╭─ Data
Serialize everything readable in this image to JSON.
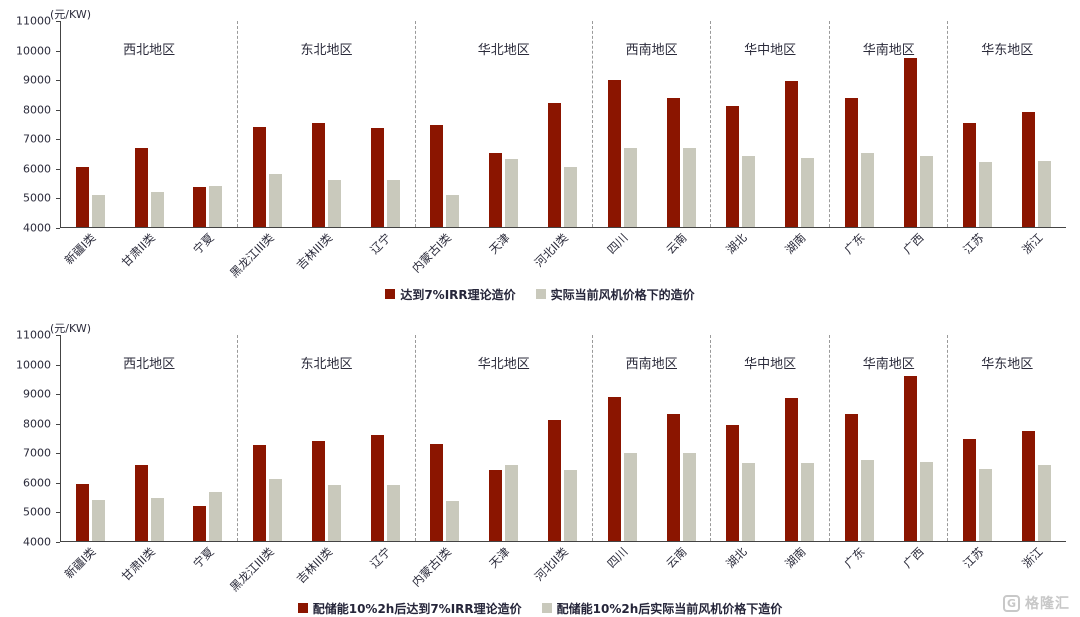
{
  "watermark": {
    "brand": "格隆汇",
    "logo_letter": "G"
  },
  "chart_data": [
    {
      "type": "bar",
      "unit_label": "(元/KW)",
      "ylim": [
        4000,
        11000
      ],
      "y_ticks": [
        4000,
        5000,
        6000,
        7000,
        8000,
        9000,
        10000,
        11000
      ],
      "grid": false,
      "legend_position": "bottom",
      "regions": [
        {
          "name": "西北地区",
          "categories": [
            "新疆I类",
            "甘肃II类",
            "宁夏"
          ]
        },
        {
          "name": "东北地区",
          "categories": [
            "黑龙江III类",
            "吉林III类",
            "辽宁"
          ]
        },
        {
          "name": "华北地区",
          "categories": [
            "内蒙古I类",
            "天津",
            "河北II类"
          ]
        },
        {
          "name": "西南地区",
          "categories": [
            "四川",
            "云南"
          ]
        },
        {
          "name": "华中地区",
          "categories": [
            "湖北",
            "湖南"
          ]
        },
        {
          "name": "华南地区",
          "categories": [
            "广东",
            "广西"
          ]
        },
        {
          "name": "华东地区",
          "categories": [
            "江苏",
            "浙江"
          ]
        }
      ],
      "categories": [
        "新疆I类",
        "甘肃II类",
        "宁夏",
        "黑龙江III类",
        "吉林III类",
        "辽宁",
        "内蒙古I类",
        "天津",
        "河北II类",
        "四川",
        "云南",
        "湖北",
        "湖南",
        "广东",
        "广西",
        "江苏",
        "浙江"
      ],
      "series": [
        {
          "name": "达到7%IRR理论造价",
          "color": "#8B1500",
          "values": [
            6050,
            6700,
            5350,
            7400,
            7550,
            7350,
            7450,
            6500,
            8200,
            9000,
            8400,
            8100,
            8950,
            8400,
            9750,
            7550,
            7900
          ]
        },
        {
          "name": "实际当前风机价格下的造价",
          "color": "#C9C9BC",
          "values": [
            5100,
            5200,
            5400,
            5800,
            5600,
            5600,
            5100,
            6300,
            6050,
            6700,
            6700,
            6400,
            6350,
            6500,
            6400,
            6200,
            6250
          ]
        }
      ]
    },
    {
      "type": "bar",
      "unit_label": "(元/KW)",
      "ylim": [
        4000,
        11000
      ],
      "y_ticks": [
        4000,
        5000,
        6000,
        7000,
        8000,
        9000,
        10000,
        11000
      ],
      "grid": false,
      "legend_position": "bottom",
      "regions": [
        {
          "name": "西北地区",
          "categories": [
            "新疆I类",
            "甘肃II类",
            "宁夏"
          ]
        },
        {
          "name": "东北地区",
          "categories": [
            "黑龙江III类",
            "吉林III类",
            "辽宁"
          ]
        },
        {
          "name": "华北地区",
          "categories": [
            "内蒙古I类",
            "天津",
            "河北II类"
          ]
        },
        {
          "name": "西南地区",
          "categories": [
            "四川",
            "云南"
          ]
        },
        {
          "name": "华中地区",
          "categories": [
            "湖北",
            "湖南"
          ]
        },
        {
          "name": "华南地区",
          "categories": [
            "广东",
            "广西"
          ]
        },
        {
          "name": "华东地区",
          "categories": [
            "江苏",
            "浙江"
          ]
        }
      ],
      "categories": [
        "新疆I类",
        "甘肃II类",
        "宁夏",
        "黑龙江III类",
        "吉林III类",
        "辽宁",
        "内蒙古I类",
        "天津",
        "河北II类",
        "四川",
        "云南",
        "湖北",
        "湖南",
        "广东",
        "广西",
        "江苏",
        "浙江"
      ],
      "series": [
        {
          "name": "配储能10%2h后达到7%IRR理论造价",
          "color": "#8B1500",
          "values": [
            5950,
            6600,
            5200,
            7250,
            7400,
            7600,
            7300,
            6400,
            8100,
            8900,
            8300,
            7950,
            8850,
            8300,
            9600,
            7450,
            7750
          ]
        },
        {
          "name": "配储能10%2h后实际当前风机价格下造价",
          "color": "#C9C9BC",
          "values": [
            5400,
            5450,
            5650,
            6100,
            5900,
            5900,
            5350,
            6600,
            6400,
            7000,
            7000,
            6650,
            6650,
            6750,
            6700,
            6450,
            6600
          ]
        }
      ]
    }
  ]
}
╰─
Work to complete :: Please transcribe the material above exactly as written. Leave the pictures out.

Written reply ::
Serialize everything readable in this image to JSON.
{
  "watermark": {
    "brand": "格隆汇",
    "logo_letter": "G"
  },
  "chart_data": [
    {
      "type": "bar",
      "unit_label": "(元/KW)",
      "ylim": [
        4000,
        11000
      ],
      "y_ticks": [
        4000,
        5000,
        6000,
        7000,
        8000,
        9000,
        10000,
        11000
      ],
      "grid": false,
      "legend_position": "bottom",
      "regions": [
        {
          "name": "西北地区",
          "categories": [
            "新疆I类",
            "甘肃II类",
            "宁夏"
          ]
        },
        {
          "name": "东北地区",
          "categories": [
            "黑龙江III类",
            "吉林III类",
            "辽宁"
          ]
        },
        {
          "name": "华北地区",
          "categories": [
            "内蒙古I类",
            "天津",
            "河北II类"
          ]
        },
        {
          "name": "西南地区",
          "categories": [
            "四川",
            "云南"
          ]
        },
        {
          "name": "华中地区",
          "categories": [
            "湖北",
            "湖南"
          ]
        },
        {
          "name": "华南地区",
          "categories": [
            "广东",
            "广西"
          ]
        },
        {
          "name": "华东地区",
          "categories": [
            "江苏",
            "浙江"
          ]
        }
      ],
      "categories": [
        "新疆I类",
        "甘肃II类",
        "宁夏",
        "黑龙江III类",
        "吉林III类",
        "辽宁",
        "内蒙古I类",
        "天津",
        "河北II类",
        "四川",
        "云南",
        "湖北",
        "湖南",
        "广东",
        "广西",
        "江苏",
        "浙江"
      ],
      "series": [
        {
          "name": "达到7%IRR理论造价",
          "color": "#8B1500",
          "values": [
            6050,
            6700,
            5350,
            7400,
            7550,
            7350,
            7450,
            6500,
            8200,
            9000,
            8400,
            8100,
            8950,
            8400,
            9750,
            7550,
            7900
          ]
        },
        {
          "name": "实际当前风机价格下的造价",
          "color": "#C9C9BC",
          "values": [
            5100,
            5200,
            5400,
            5800,
            5600,
            5600,
            5100,
            6300,
            6050,
            6700,
            6700,
            6400,
            6350,
            6500,
            6400,
            6200,
            6250
          ]
        }
      ]
    },
    {
      "type": "bar",
      "unit_label": "(元/KW)",
      "ylim": [
        4000,
        11000
      ],
      "y_ticks": [
        4000,
        5000,
        6000,
        7000,
        8000,
        9000,
        10000,
        11000
      ],
      "grid": false,
      "legend_position": "bottom",
      "regions": [
        {
          "name": "西北地区",
          "categories": [
            "新疆I类",
            "甘肃II类",
            "宁夏"
          ]
        },
        {
          "name": "东北地区",
          "categories": [
            "黑龙江III类",
            "吉林III类",
            "辽宁"
          ]
        },
        {
          "name": "华北地区",
          "categories": [
            "内蒙古I类",
            "天津",
            "河北II类"
          ]
        },
        {
          "name": "西南地区",
          "categories": [
            "四川",
            "云南"
          ]
        },
        {
          "name": "华中地区",
          "categories": [
            "湖北",
            "湖南"
          ]
        },
        {
          "name": "华南地区",
          "categories": [
            "广东",
            "广西"
          ]
        },
        {
          "name": "华东地区",
          "categories": [
            "江苏",
            "浙江"
          ]
        }
      ],
      "categories": [
        "新疆I类",
        "甘肃II类",
        "宁夏",
        "黑龙江III类",
        "吉林III类",
        "辽宁",
        "内蒙古I类",
        "天津",
        "河北II类",
        "四川",
        "云南",
        "湖北",
        "湖南",
        "广东",
        "广西",
        "江苏",
        "浙江"
      ],
      "series": [
        {
          "name": "配储能10%2h后达到7%IRR理论造价",
          "color": "#8B1500",
          "values": [
            5950,
            6600,
            5200,
            7250,
            7400,
            7600,
            7300,
            6400,
            8100,
            8900,
            8300,
            7950,
            8850,
            8300,
            9600,
            7450,
            7750
          ]
        },
        {
          "name": "配储能10%2h后实际当前风机价格下造价",
          "color": "#C9C9BC",
          "values": [
            5400,
            5450,
            5650,
            6100,
            5900,
            5900,
            5350,
            6600,
            6400,
            7000,
            7000,
            6650,
            6650,
            6750,
            6700,
            6450,
            6600
          ]
        }
      ]
    }
  ]
}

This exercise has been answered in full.